Determine how many lines hold "avatar" and give only that number.

Data entries:

****************************************

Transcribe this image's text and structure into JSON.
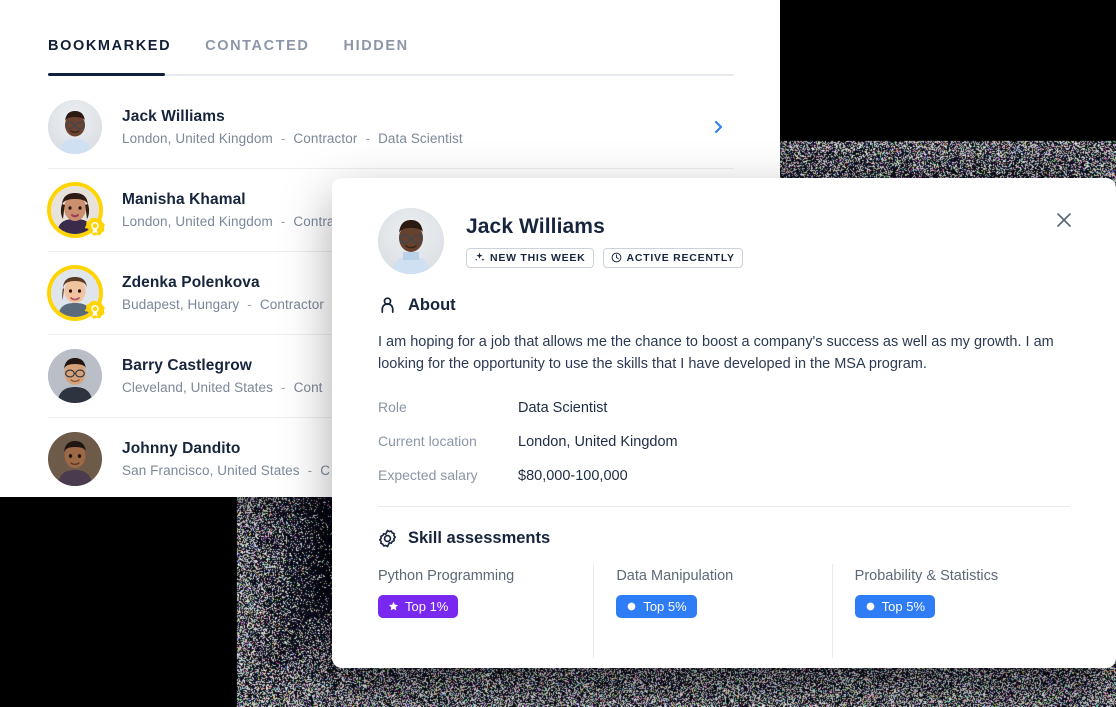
{
  "colors": {
    "accent_blue": "#2f7df6",
    "pill_purple": "#7928f0",
    "pill_blue": "#2f7df6",
    "badge_yellow": "#ffd400",
    "text_dark": "#16243c",
    "text_muted": "#7c8798",
    "background": "#000000"
  },
  "list_panel": {
    "tabs": [
      {
        "label": "BOOKMARKED",
        "active": true
      },
      {
        "label": "CONTACTED",
        "active": false
      },
      {
        "label": "HIDDEN",
        "active": false
      }
    ],
    "people": [
      {
        "name": "Jack Williams",
        "location": "London, United Kingdom",
        "employment": "Contractor",
        "role": "Data Scientist",
        "verified": false,
        "chevron": true,
        "avatar": "jack"
      },
      {
        "name": "Manisha Khamal",
        "location": "London, United Kingdom",
        "employment": "Contractor",
        "role": "",
        "verified": true,
        "chevron": false,
        "avatar": "manisha"
      },
      {
        "name": "Zdenka Polenkova",
        "location": "Budapest, Hungary",
        "employment": "Contractor",
        "role": "",
        "verified": true,
        "chevron": false,
        "avatar": "zdenka"
      },
      {
        "name": "Barry Castlegrow",
        "location": "Cleveland, United States",
        "employment": "Cont",
        "role": "",
        "verified": false,
        "chevron": false,
        "avatar": "barry"
      },
      {
        "name": "Johnny Dandito",
        "location": "San Francisco, United States",
        "employment": "C",
        "role": "",
        "verified": false,
        "chevron": false,
        "avatar": "johnny"
      }
    ],
    "separator": "-"
  },
  "detail_modal": {
    "name": "Jack Williams",
    "close_label": "×",
    "tags": [
      {
        "label": "NEW THIS WEEK",
        "icon": "sparkle-icon"
      },
      {
        "label": "ACTIVE RECENTLY",
        "icon": "clock-icon"
      }
    ],
    "about": {
      "title": "About",
      "icon": "person-icon",
      "body": "I am hoping for a job that allows me the chance to boost a company's success as well as my growth. I am looking for the opportunity to use the skills that I have developed in the MSA program."
    },
    "details": [
      {
        "label": "Role",
        "value": "Data Scientist"
      },
      {
        "label": "Current location",
        "value": "London, United Kingdom"
      },
      {
        "label": "Expected salary",
        "value": "$80,000-100,000"
      }
    ],
    "skills_section": {
      "title": "Skill assessments",
      "icon": "gear-icon",
      "skills": [
        {
          "name": "Python Programming",
          "rank": "Top 1%",
          "rank_icon": "star-icon",
          "color": "#7928f0"
        },
        {
          "name": "Data Manipulation",
          "rank": "Top 5%",
          "rank_icon": "circle-icon",
          "color": "#2f7df6"
        },
        {
          "name": "Probability & Statistics",
          "rank": "Top 5%",
          "rank_icon": "circle-icon",
          "color": "#2f7df6"
        }
      ]
    }
  }
}
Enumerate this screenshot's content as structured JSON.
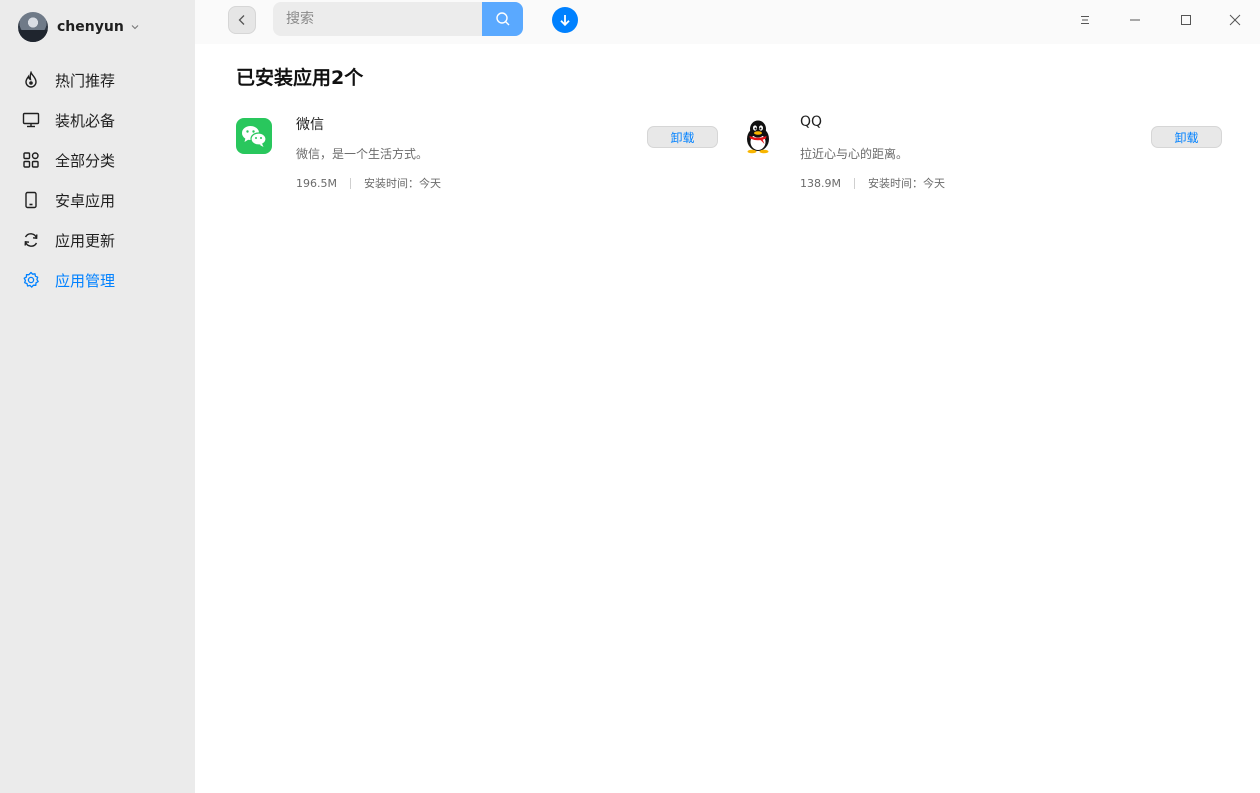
{
  "sidebar": {
    "user": {
      "name": "chenyun"
    },
    "items": [
      {
        "label": "热门推荐",
        "icon": "flame-icon"
      },
      {
        "label": "装机必备",
        "icon": "monitor-icon"
      },
      {
        "label": "全部分类",
        "icon": "grid-icon"
      },
      {
        "label": "安卓应用",
        "icon": "phone-icon"
      },
      {
        "label": "应用更新",
        "icon": "refresh-icon"
      },
      {
        "label": "应用管理",
        "icon": "gear-icon",
        "active": true
      }
    ]
  },
  "header": {
    "search_placeholder": "搜索"
  },
  "main": {
    "title": "已安装应用2个",
    "apps": [
      {
        "name": "微信",
        "description": "微信，是一个生活方式。",
        "size": "196.5M",
        "install_time": "安装时间：今天",
        "action": "卸载",
        "icon": "wechat-icon"
      },
      {
        "name": "QQ",
        "description": "拉近心与心的距离。",
        "size": "138.9M",
        "install_time": "安装时间：今天",
        "action": "卸载",
        "icon": "qq-icon"
      }
    ]
  },
  "colors": {
    "accent": "#0081ff",
    "sidebar_bg": "#ebebeb",
    "search_button": "#5aa9ff"
  }
}
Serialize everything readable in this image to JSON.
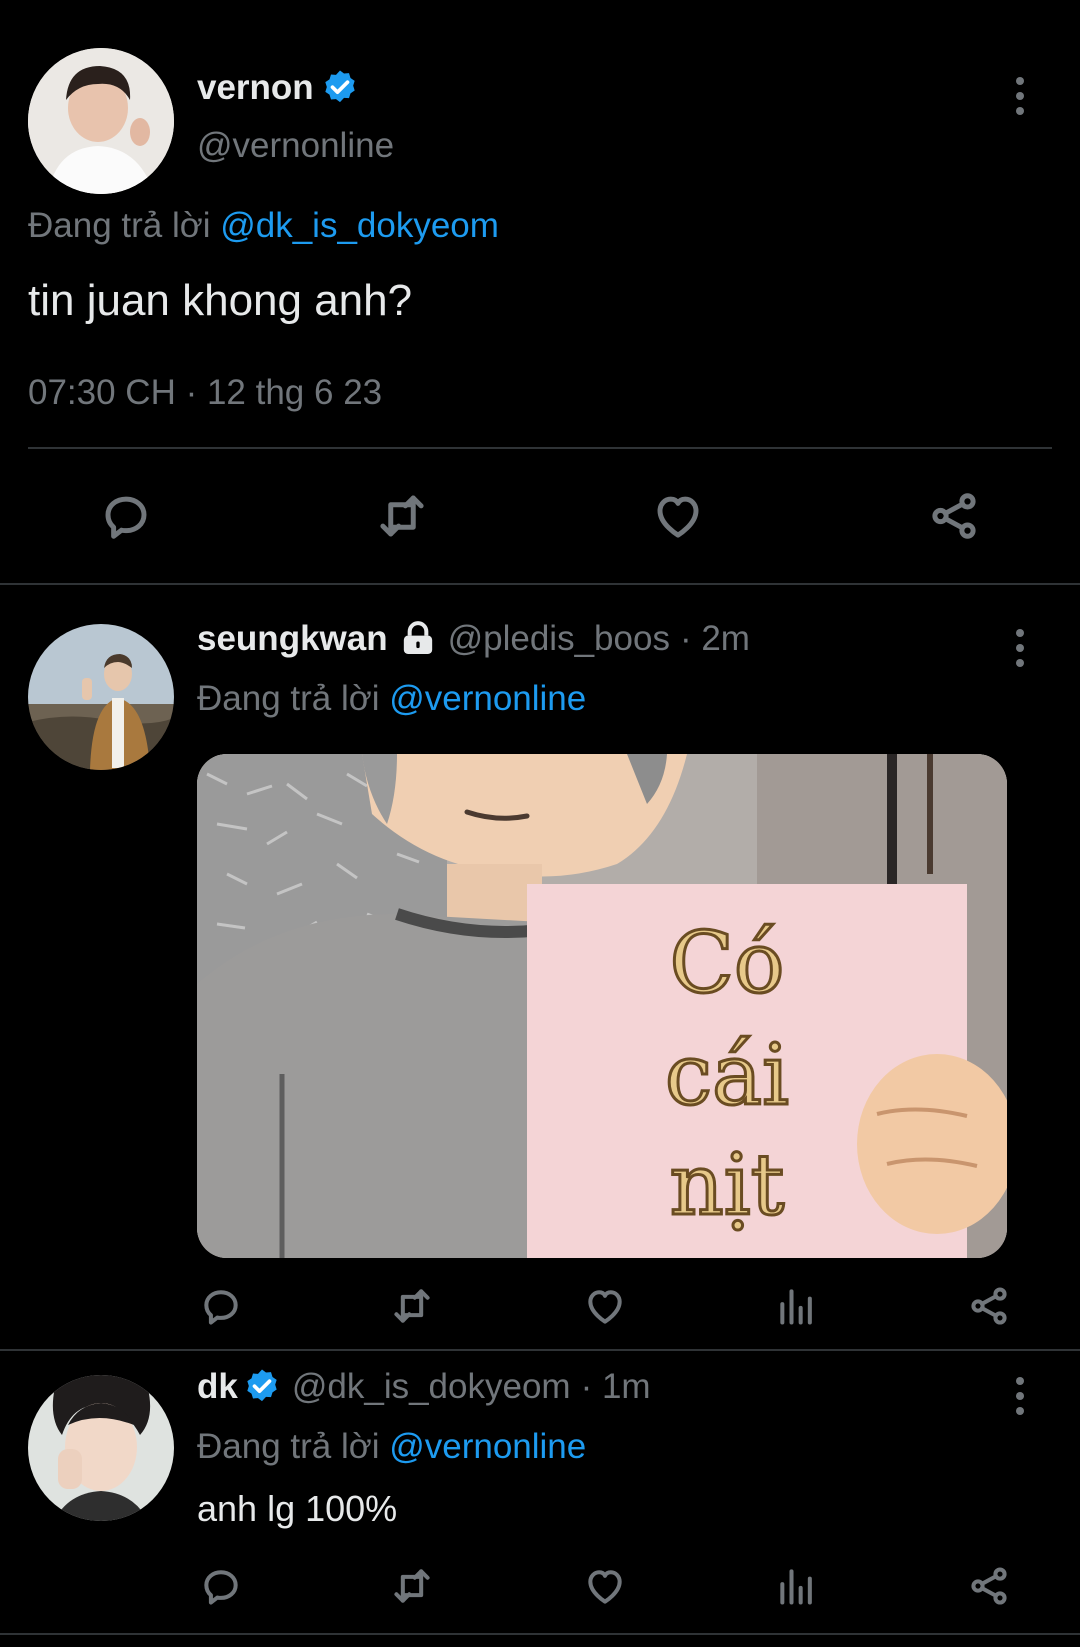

****************************************

PROBLEM SOLUTION:
5